GOAL OF THE EXERCISE: Set all the material down again unchanged, without the pictures.

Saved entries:
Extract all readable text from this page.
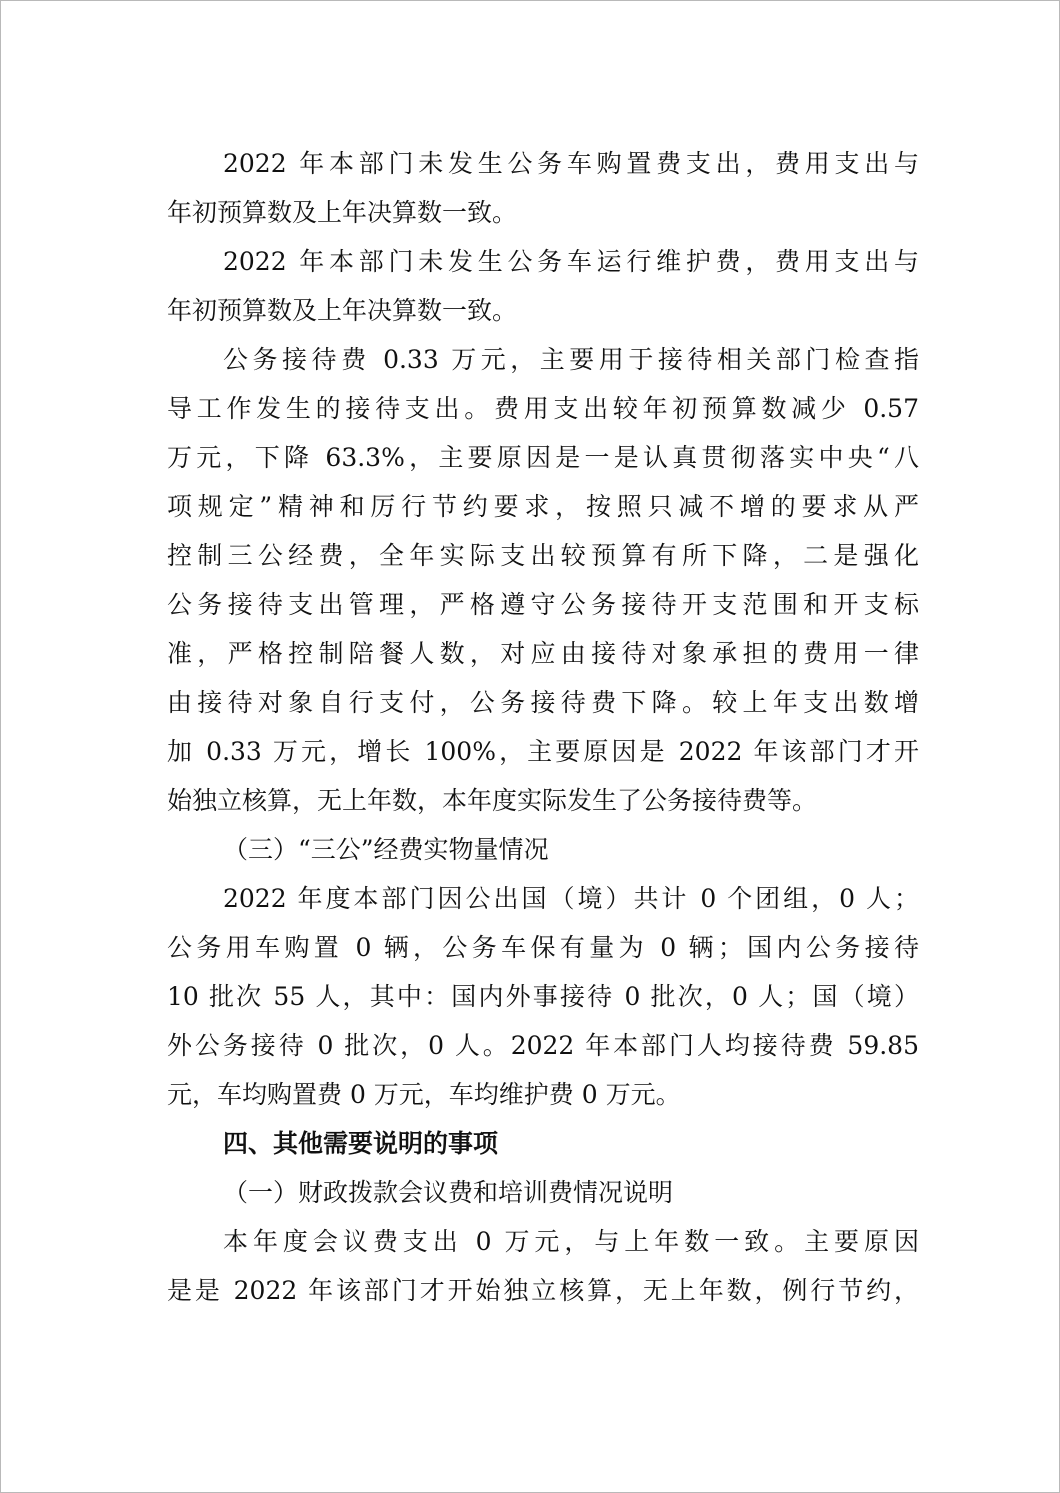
2022 年本部门未发生公务车购置费支出，费用支出与
年初预算数及上年决算数一致。
2022 年本部门未发生公务车运行维护费，费用支出与
年初预算数及上年决算数一致。
公务接待费 0.33 万元，主要用于接待相关部门检查指
导工作发生的接待支出。费用支出较年初预算数减少 0.57
万元，下降 63.3%，主要原因是一是认真贯彻落实中央“八
项规定”精神和厉行节约要求，按照只减不增的要求从严
控制三公经费，全年实际支出较预算有所下降，二是强化
公务接待支出管理，严格遵守公务接待开支范围和开支标
准，严格控制陪餐人数，对应由接待对象承担的费用一律
由接待对象自行支付，公务接待费下降。较上年支出数增
加 0.33 万元，增长 100%，主要原因是 2022 年该部门才开
始独立核算，无上年数，本年度实际发生了公务接待费等。
（三）“三公”经费实物量情况
2022 年度本部门因公出国（境）共计 0 个团组，0 人；
公务用车购置 0 辆，公务车保有量为 0 辆；国内公务接待
10 批次 55 人，其中：国内外事接待 0 批次，0 人；国（境）
外公务接待 0 批次，0 人。2022 年本部门人均接待费 59.85
元，车均购置费 0 万元，车均维护费 0 万元。
四、其他需要说明的事项
（一）财政拨款会议费和培训费情况说明
本年度会议费支出 0 万元，与上年数一致。主要原因
是是 2022 年该部门才开始独立核算，无上年数，例行节约，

RESPONSE:
Extract all readable text from this page.
2022 年本部门未发生公务车购置费支出，费用支出与
年初预算数及上年决算数一致。
2022 年本部门未发生公务车运行维护费，费用支出与
年初预算数及上年决算数一致。
公务接待费 0.33 万元，主要用于接待相关部门检查指
导工作发生的接待支出。费用支出较年初预算数减少 0.57
万元，下降 63.3%，主要原因是一是认真贯彻落实中央“八
项规定”精神和厉行节约要求，按照只减不增的要求从严
控制三公经费，全年实际支出较预算有所下降，二是强化
公务接待支出管理，严格遵守公务接待开支范围和开支标
准，严格控制陪餐人数，对应由接待对象承担的费用一律
由接待对象自行支付，公务接待费下降。较上年支出数增
加 0.33 万元，增长 100%，主要原因是 2022 年该部门才开
始独立核算，无上年数，本年度实际发生了公务接待费等。
（三）“三公”经费实物量情况
2022 年度本部门因公出国（境）共计 0 个团组，0 人；
公务用车购置 0 辆，公务车保有量为 0 辆；国内公务接待
10 批次 55 人，其中：国内外事接待 0 批次，0 人；国（境）
外公务接待 0 批次，0 人。2022 年本部门人均接待费 59.85
元，车均购置费 0 万元，车均维护费 0 万元。
四、其他需要说明的事项
（一）财政拨款会议费和培训费情况说明
本年度会议费支出 0 万元，与上年数一致。主要原因
是是 2022 年该部门才开始独立核算，无上年数，例行节约，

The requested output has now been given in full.